- Task to complete: Exclude the pictures, then copy all remaining records exactly.

- Records shown:
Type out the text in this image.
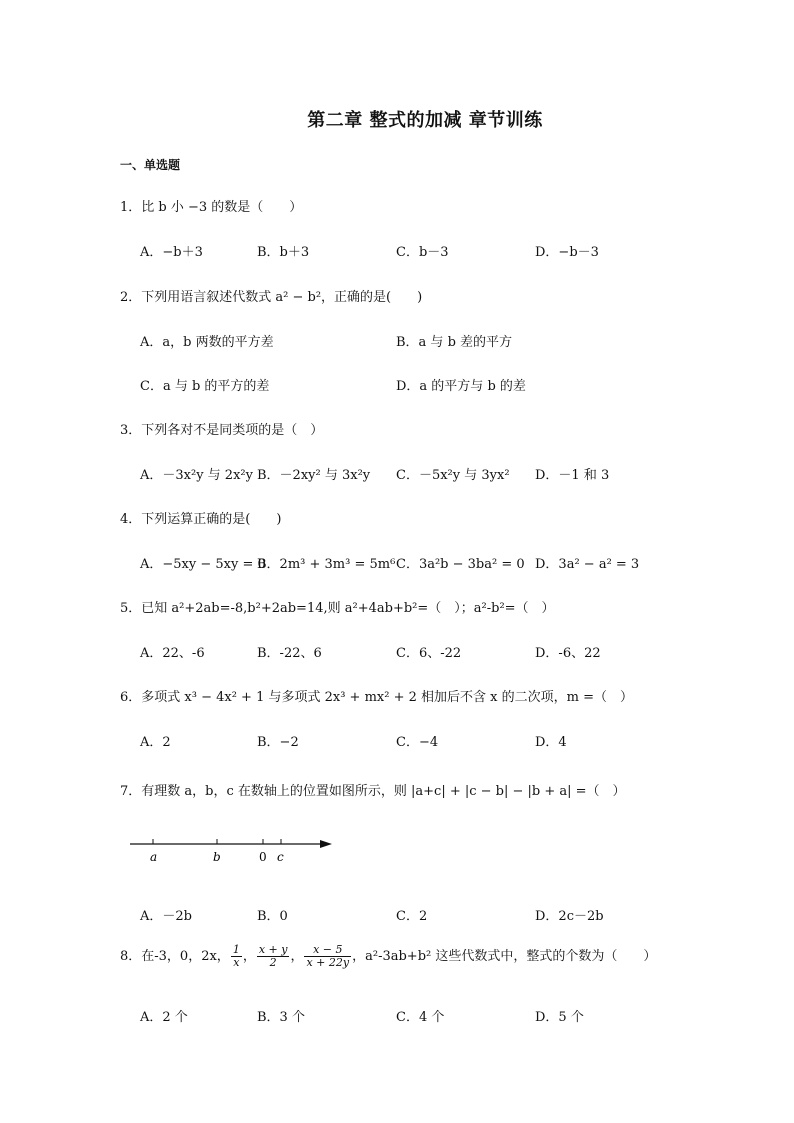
第二章 整式的加减 章节训练
一、单选题
1．比 b 小 −3 的数是（　　）
A．−b＋3	B．b＋3	C．b－3	D．−b－3
2．下列用语言叙述代数式 a² − b²，正确的是(　　)
A．a，b 两数的平方差	B．a 与 b 差的平方
C．a 与 b 的平方的差	D．a 的平方与 b 的差
3．下列各对不是同类项的是（　）
A．－3x²y 与 2x²y B．－2xy² 与 3x²y C．－5x²y 与 3yx² D．－1 和 3
4．下列运算正确的是(　　)
A．−5xy − 5xy = 0
B．2m³ + 3m³ = 5m⁶ C．3a²b − 3ba² = 0 D．3a² − a² = 3
5．已知 a²+2ab=-8,b²+2ab=14,则 a²+4ab+b²=（　）；a²-b²=（　）
A．22、-6	B．-22、6	C．6、-22	D．-6、22
6．多项式 x³ − 4x² + 1 与多项式 2x³ + mx² + 2 相加后不含 x 的二次项，m =（　）
A．2	B．−2	C．−4	D．4
7．有理数 a，b，c 在数轴上的位置如图所示，则 |a+c| + |c − b| − |b + a| =（　）
a	b	0 c
A．－2b	B．0	C．2	D．2c－2b
8．在-3，0，2x， $\frac{1}{x}$ ， $\frac{x + y}{2}$ ， $\frac{x - 5}{x + 22y}$ ，a²-3ab+b² 这些代数式中，整式的个数为（　　）
A．2 个	B．3 个	C．4 个	D．5 个
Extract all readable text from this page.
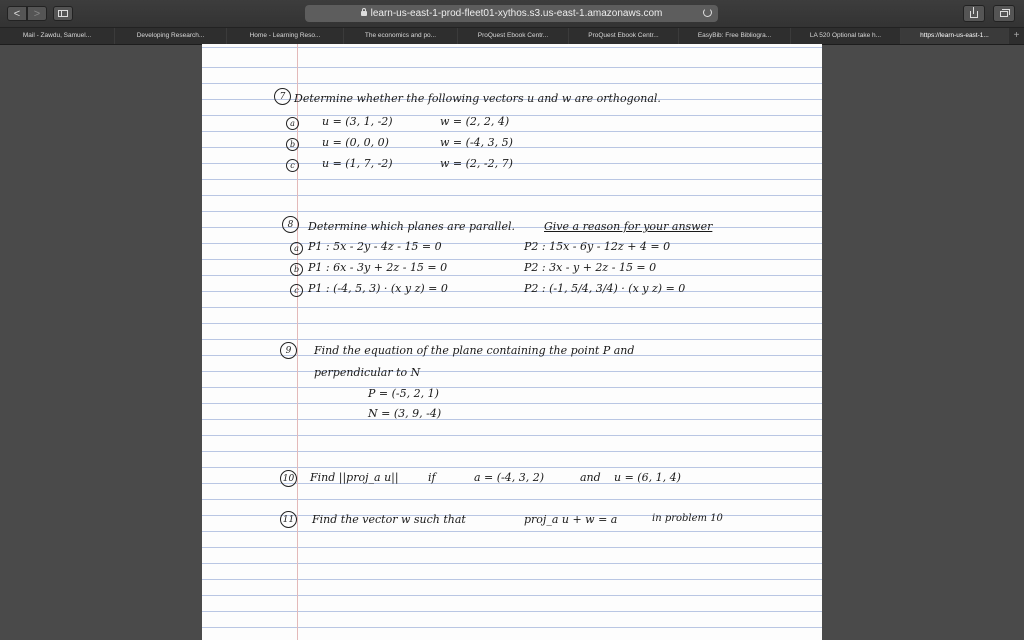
<	>	learn-us-east-1-prod-fleet01-xythos.s3.us-east-1.amazonaws.com
Mail - Zawdu, Samuel...	Developing Research...	Home - Learning Reso...	The economics and po...	ProQuest Ebook Centr...	ProQuest Ebook Centr...	EasyBib: Free Bibliogra...	LA 520 Optional take h...	https://learn-us-east-1...	+
7 Determine whether the following vectors u and w are orthogonal.
a	u = (3, 1, -2)	w = (2, 2, 4)
b	u = (0, 0, 0)	w = (-4, 3, 5)
c	u = (1, 7, -2)	w = (2, -2, 7)
8	Determine which planes are parallel.	Give a reason for your answer
a P1 : 5x - 2y - 4z - 15 = 0	P2 : 15x - 6y - 12z + 4 = 0
b P1 : 6x - 3y + 2z - 15 = 0	P2 : 3x - y + 2z - 15 = 0
c P1 : (-4, 5, 3) · (x y z) = 0	P2 : (-1, 5/4, 3/4) · (x y z) = 0
9	Find the equation of the plane containing the point P and
perpendicular to N
P = (-5, 2, 1)
N = (3, 9, -4)
10 Find ||proj_a u||	if	a = (-4, 3, 2)	and u = (6, 1, 4)
11 Find the vector w such that	proj_a u + w = a	in problem 10
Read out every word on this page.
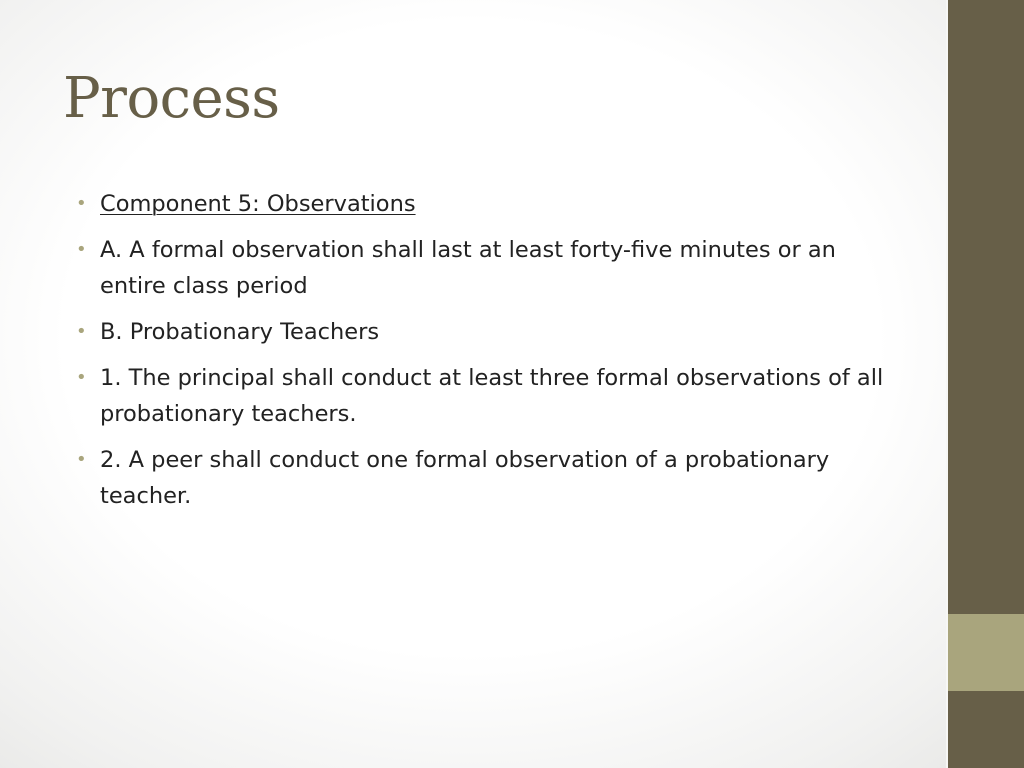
Process
• Component 5: Observations
• A. A formal observation shall last at least forty-five minutes or an entire class period
• B. Probationary Teachers
• 1. The principal shall conduct at least three formal observations of all probationary teachers.
• 2. A peer shall conduct one formal observation of a probationary teacher.
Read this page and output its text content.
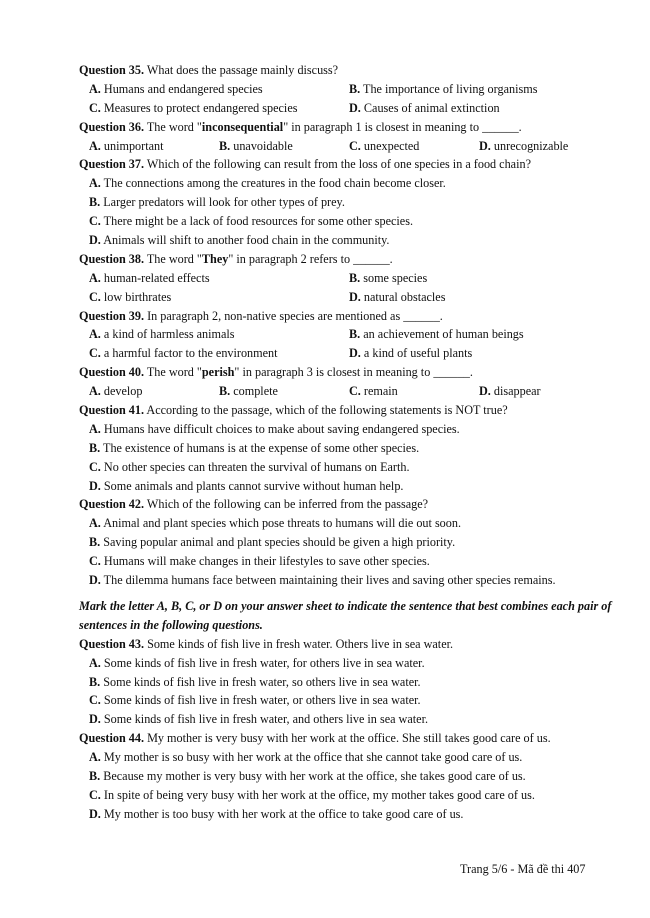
Question 35. What does the passage mainly discuss?
A. Humans and endangered species	B. The importance of living organisms
C. Measures to protect endangered species	D. Causes of animal extinction
Question 36. The word "inconsequential" in paragraph 1 is closest in meaning to ______.
A. unimportant	B. unavoidable	C. unexpected	D. unrecognizable
Question 37. Which of the following can result from the loss of one species in a food chain?
A. The connections among the creatures in the food chain become closer.
B. Larger predators will look for other types of prey.
C. There might be a lack of food resources for some other species.
D. Animals will shift to another food chain in the community.
Question 38. The word "They" in paragraph 2 refers to ______.
A. human-related effects	B. some species
C. low birthrates	D. natural obstacles
Question 39. In paragraph 2, non-native species are mentioned as ______.
A. a kind of harmless animals	B. an achievement of human beings
C. a harmful factor to the environment	D. a kind of useful plants
Question 40. The word "perish" in paragraph 3 is closest in meaning to ______.
A. develop	B. complete	C. remain	D. disappear
Question 41. According to the passage, which of the following statements is NOT true?
A. Humans have difficult choices to make about saving endangered species.
B. The existence of humans is at the expense of some other species.
C. No other species can threaten the survival of humans on Earth.
D. Some animals and plants cannot survive without human help.
Question 42. Which of the following can be inferred from the passage?
A. Animal and plant species which pose threats to humans will die out soon.
B. Saving popular animal and plant species should be given a high priority.
C. Humans will make changes in their lifestyles to save other species.
D. The dilemma humans face between maintaining their lives and saving other species remains.
Mark the letter A, B, C, or D on your answer sheet to indicate the sentence that best combines each pair of sentences in the following questions.
Question 43. Some kinds of fish live in fresh water. Others live in sea water.
A. Some kinds of fish live in fresh water, for others live in sea water.
B. Some kinds of fish live in fresh water, so others live in sea water.
C. Some kinds of fish live in fresh water, or others live in sea water.
D. Some kinds of fish live in fresh water, and others live in sea water.
Question 44. My mother is very busy with her work at the office. She still takes good care of us.
A. My mother is so busy with her work at the office that she cannot take good care of us.
B. Because my mother is very busy with her work at the office, she takes good care of us.
C. In spite of being very busy with her work at the office, my mother takes good care of us.
D. My mother is too busy with her work at the office to take good care of us.
Trang 5/6 - Mã đề thi 407
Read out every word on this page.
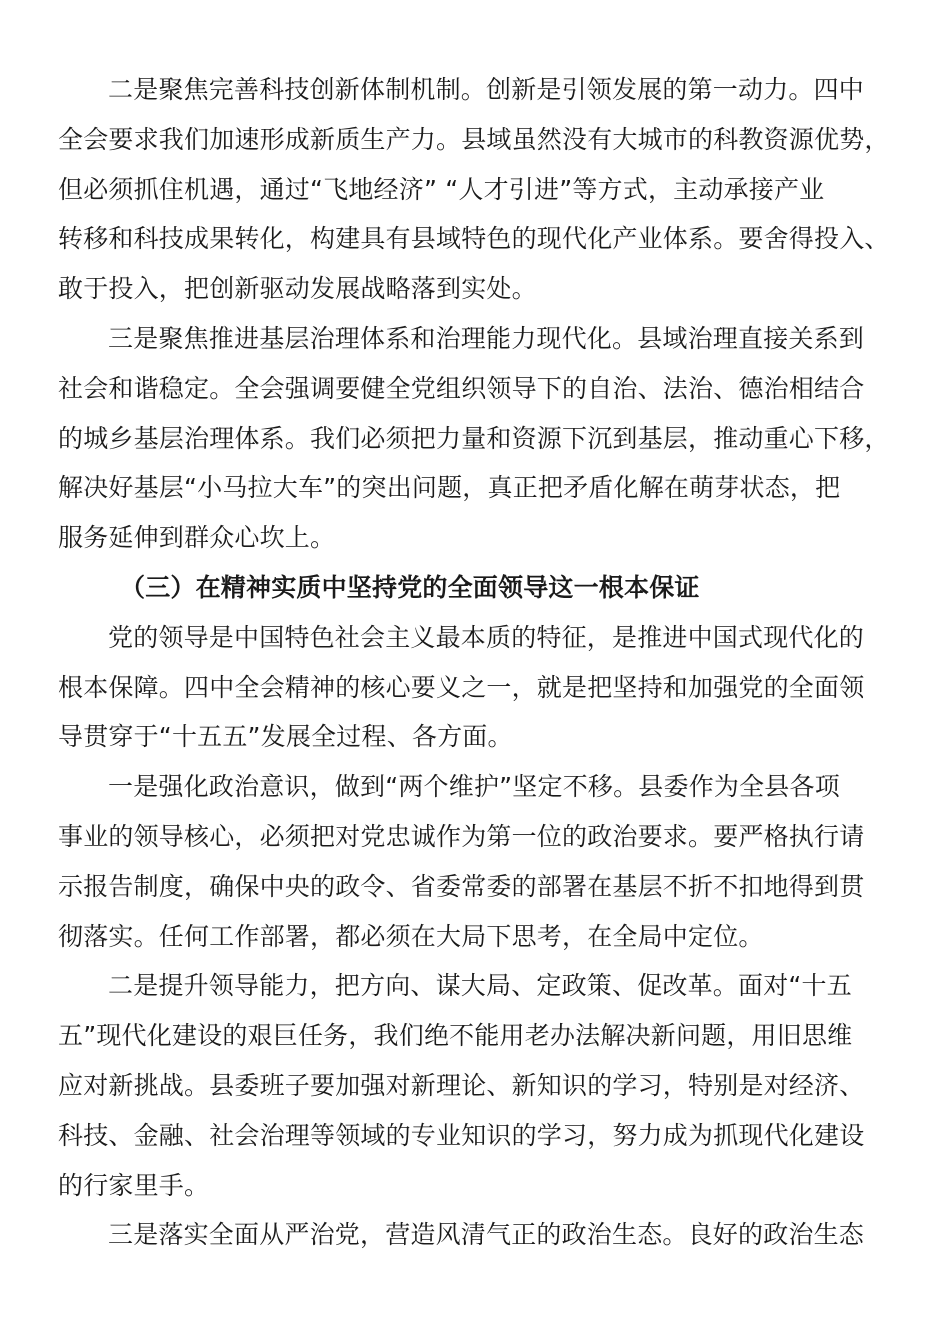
二是聚焦完善科技创新体制机制。创新是引领发展的第一动力。四中
全会要求我们加速形成新质生产力。县域虽然没有大城市的科教资源优势，
但必须抓住机遇，通过“飞地经济” “人才引进”等方式，主动承接产业
转移和科技成果转化，构建具有县域特色的现代化产业体系。要舍得投入、
敢于投入，把创新驱动发展战略落到实处。
三是聚焦推进基层治理体系和治理能力现代化。县域治理直接关系到
社会和谐稳定。全会强调要健全党组织领导下的自治、法治、德治相结合
的城乡基层治理体系。我们必须把力量和资源下沉到基层，推动重心下移，
解决好基层“小马拉大车”的突出问题，真正把矛盾化解在萌芽状态，把
服务延伸到群众心坎上。
（三）在精神实质中坚持党的全面领导这一根本保证
党的领导是中国特色社会主义最本质的特征，是推进中国式现代化的
根本保障。四中全会精神的核心要义之一，就是把坚持和加强党的全面领
导贯穿于“十五五”发展全过程、各方面。
一是强化政治意识，做到“两个维护”坚定不移。县委作为全县各项
事业的领导核心，必须把对党忠诚作为第一位的政治要求。要严格执行请
示报告制度，确保中央的政令、省委常委的部署在基层不折不扣地得到贯
彻落实。任何工作部署，都必须在大局下思考，在全局中定位。
二是提升领导能力，把方向、谋大局、定政策、促改革。面对“十五
五”现代化建设的艰巨任务，我们绝不能用老办法解决新问题，用旧思维
应对新挑战。县委班子要加强对新理论、新知识的学习，特别是对经济、
科技、金融、社会治理等领域的专业知识的学习，努力成为抓现代化建设
的行家里手。
三是落实全面从严治党，营造风清气正的政治生态。良好的政治生态
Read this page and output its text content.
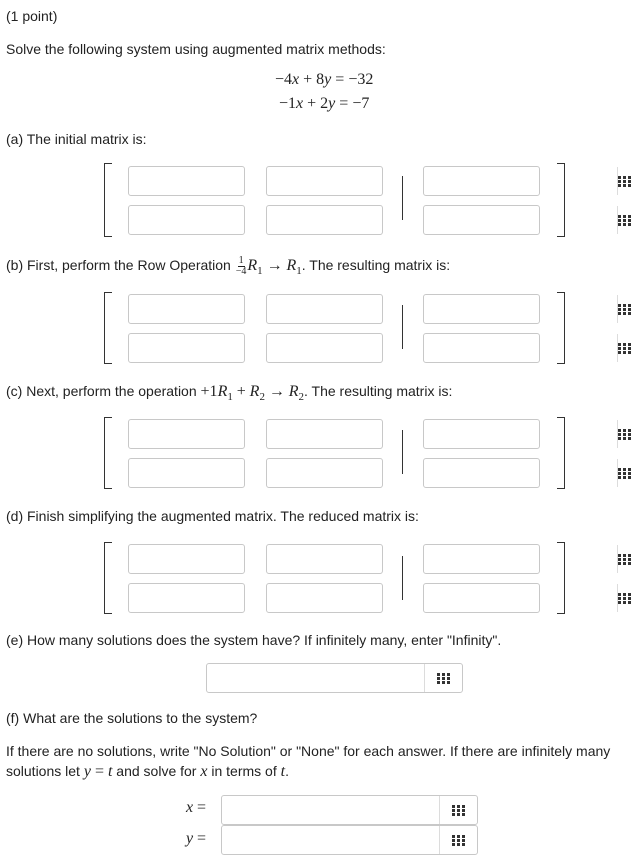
(1 point)
Solve the following system using augmented matrix methods:
−4x + 8y = −32
−1x + 2y = −7
(a) The initial matrix is:
(b) First, perform the Row Operation $\frac{1}{-4} R_1 \to R_1$. The resulting matrix is:
(c) Next, perform the operation $+1R_1 + R_2 \to R_2$. The resulting matrix is:
(d) Finish simplifying the augmented matrix. The reduced matrix is:
(e) How many solutions does the system have? If infinitely many, enter "Infinity".
(f) What are the solutions to the system?
If there are no solutions, write "No Solution" or "None" for each answer. If there are infinitely many
solutions let y = t and solve for x in terms of t.
x =
y =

- Answer to the problem:
Type out the text in this image.
第二章 整式的加减 章节训练
一、单选题
1．比 b 小 −3 的数是（　　）
A．−b＋3	B．b＋3	C．b－3	D．−b－3
2．下列用语言叙述代数式 a² − b²，正确的是(　　)
A．a，b 两数的平方差	B．a 与 b 差的平方
C．a 与 b 的平方的差	D．a 的平方与 b 的差
3．下列各对不是同类项的是（　）
A．－3x²y 与 2x²y B．－2xy² 与 3x²y C．－5x²y 与 3yx² D．－1 和 3
4．下列运算正确的是(　　)
A．−5xy − 5xy = 0
B．2m³ + 3m³ = 5m⁶ C．3a²b − 3ba² = 0 D．3a² − a² = 3
5．已知 a²+2ab=-8,b²+2ab=14,则 a²+4ab+b²=（　）；a²-b²=（　）
A．22、-6	B．-22、6	C．6、-22	D．-6、22
6．多项式 x³ − 4x² + 1 与多项式 2x³ + mx² + 2 相加后不含 x 的二次项，m =（　）
A．2	B．−2	C．−4	D．4
7．有理数 a，b，c 在数轴上的位置如图所示，则 |a+c| + |c − b| − |b + a| =（　）
a	b	0 c
A．－2b	B．0	C．2	D．2c－2b
8．在-3，0，2x， $\frac{1}{x}$ ， $\frac{x + y}{2}$ ， $\frac{x - 5}{x + 22y}$ ，a²-3ab+b² 这些代数式中，整式的个数为（　　）
A．2 个	B．3 个	C．4 个	D．5 个
Extract all readable text from this page.
<	>	learn-us-east-1-prod-fleet01-xythos.s3.us-east-1.amazonaws.com
Mail - Zawdu, Samuel...	Developing Research...	Home - Learning Reso...	The economics and po...	ProQuest Ebook Centr...	ProQuest Ebook Centr...	EasyBib: Free Bibliogra...	LA 520 Optional take h...	https://learn-us-east-1...	+
7 Determine whether the following vectors u and w are orthogonal.
a	u = (3, 1, -2)	w = (2, 2, 4)
b	u = (0, 0, 0)	w = (-4, 3, 5)
c	u = (1, 7, -2)	w = (2, -2, 7)
8	Determine which planes are parallel.	Give a reason for your answer
a P1 : 5x - 2y - 4z - 15 = 0	P2 : 15x - 6y - 12z + 4 = 0
b P1 : 6x - 3y + 2z - 15 = 0	P2 : 3x - y + 2z - 15 = 0
c P1 : (-4, 5, 3) · (x y z) = 0	P2 : (-1, 5/4, 3/4) · (x y z) = 0
9	Find the equation of the plane containing the point P and
perpendicular to N
P = (-5, 2, 1)
N = (3, 9, -4)
10 Find ||proj_a u||	if	a = (-4, 3, 2)	and u = (6, 1, 4)
11 Find the vector w such that	proj_a u + w = a	in problem 10
Read out every word on this page.
Process
• Component 5: Observations
• A. A formal observation shall last at least forty-five minutes or an entire class period
• B. Probationary Teachers
• 1. The principal shall conduct at least three formal observations of all probationary teachers.
• 2. A peer shall conduct one formal observation of a probationary teacher.
Read this page and output its text content.
Question 35. What does the passage mainly discuss?
A. Humans and endangered species	B. The importance of living organisms
C. Measures to protect endangered species	D. Causes of animal extinction
Question 36. The word "inconsequential" in paragraph 1 is closest in meaning to ______.
A. unimportant	B. unavoidable	C. unexpected	D. unrecognizable
Question 37. Which of the following can result from the loss of one species in a food chain?
A. The connections among the creatures in the food chain become closer.
B. Larger predators will look for other types of prey.
C. There might be a lack of food resources for some other species.
D. Animals will shift to another food chain in the community.
Question 38. The word "They" in paragraph 2 refers to ______.
A. human-related effects	B. some species
C. low birthrates	D. natural obstacles
Question 39. In paragraph 2, non-native species are mentioned as ______.
A. a kind of harmless animals	B. an achievement of human beings
C. a harmful factor to the environment	D. a kind of useful plants
Question 40. The word "perish" in paragraph 3 is closest in meaning to ______.
A. develop	B. complete	C. remain	D. disappear
Question 41. According to the passage, which of the following statements is NOT true?
A. Humans have difficult choices to make about saving endangered species.
B. The existence of humans is at the expense of some other species.
C. No other species can threaten the survival of humans on Earth.
D. Some animals and plants cannot survive without human help.
Question 42. Which of the following can be inferred from the passage?
A. Animal and plant species which pose threats to humans will die out soon.
B. Saving popular animal and plant species should be given a high priority.
C. Humans will make changes in their lifestyles to save other species.
D. The dilemma humans face between maintaining their lives and saving other species remains.
Mark the letter A, B, C, or D on your answer sheet to indicate the sentence that best combines each pair of sentences in the following questions.
Question 43. Some kinds of fish live in fresh water. Others live in sea water.
A. Some kinds of fish live in fresh water, for others live in sea water.
B. Some kinds of fish live in fresh water, so others live in sea water.
C. Some kinds of fish live in fresh water, or others live in sea water.
D. Some kinds of fish live in fresh water, and others live in sea water.
Question 44. My mother is very busy with her work at the office. She still takes good care of us.
A. My mother is so busy with her work at the office that she cannot take good care of us.
B. Because my mother is very busy with her work at the office, she takes good care of us.
C. In spite of being very busy with her work at the office, my mother takes good care of us.
D. My mother is too busy with her work at the office to take good care of us.
Trang 5/6 - Mã đề thi 407
Read out every word on this page.
二是聚焦完善科技创新体制机制。创新是引领发展的第一动力。四中
全会要求我们加速形成新质生产力。县域虽然没有大城市的科教资源优势，
但必须抓住机遇，通过“飞地经济” “人才引进”等方式，主动承接产业
转移和科技成果转化，构建具有县域特色的现代化产业体系。要舍得投入、
敢于投入，把创新驱动发展战略落到实处。
三是聚焦推进基层治理体系和治理能力现代化。县域治理直接关系到
社会和谐稳定。全会强调要健全党组织领导下的自治、法治、德治相结合
的城乡基层治理体系。我们必须把力量和资源下沉到基层，推动重心下移，
解决好基层“小马拉大车”的突出问题，真正把矛盾化解在萌芽状态，把
服务延伸到群众心坎上。
（三）在精神实质中坚持党的全面领导这一根本保证
党的领导是中国特色社会主义最本质的特征，是推进中国式现代化的
根本保障。四中全会精神的核心要义之一，就是把坚持和加强党的全面领
导贯穿于“十五五”发展全过程、各方面。
一是强化政治意识，做到“两个维护”坚定不移。县委作为全县各项
事业的领导核心，必须把对党忠诚作为第一位的政治要求。要严格执行请
示报告制度，确保中央的政令、省委常委的部署在基层不折不扣地得到贯
彻落实。任何工作部署，都必须在大局下思考，在全局中定位。
二是提升领导能力，把方向、谋大局、定政策、促改革。面对“十五
五”现代化建设的艰巨任务，我们绝不能用老办法解决新问题，用旧思维
应对新挑战。县委班子要加强对新理论、新知识的学习，特别是对经济、
科技、金融、社会治理等领域的专业知识的学习，努力成为抓现代化建设
的行家里手。
三是落实全面从严治党，营造风清气正的政治生态。良好的政治生态
Read this page and output its text content.
(1 point)
Solve the following system using augmented matrix methods:
−4x + 8y = −32
−1x + 2y = −7
(a) The initial matrix is:
(b) First, perform the Row Operation $\frac{1}{-4} R_1 \to R_1$. The resulting matrix is:
(c) Next, perform the operation $+1R_1 + R_2 \to R_2$. The resulting matrix is:
(d) Finish simplifying the augmented matrix. The reduced matrix is:
(e) How many solutions does the system have? If infinitely many, enter "Infinity".
(f) What are the solutions to the system?
If there are no solutions, write "No Solution" or "None" for each answer. If there are infinitely many
solutions let y = t and solve for x in terms of t.
x =
y =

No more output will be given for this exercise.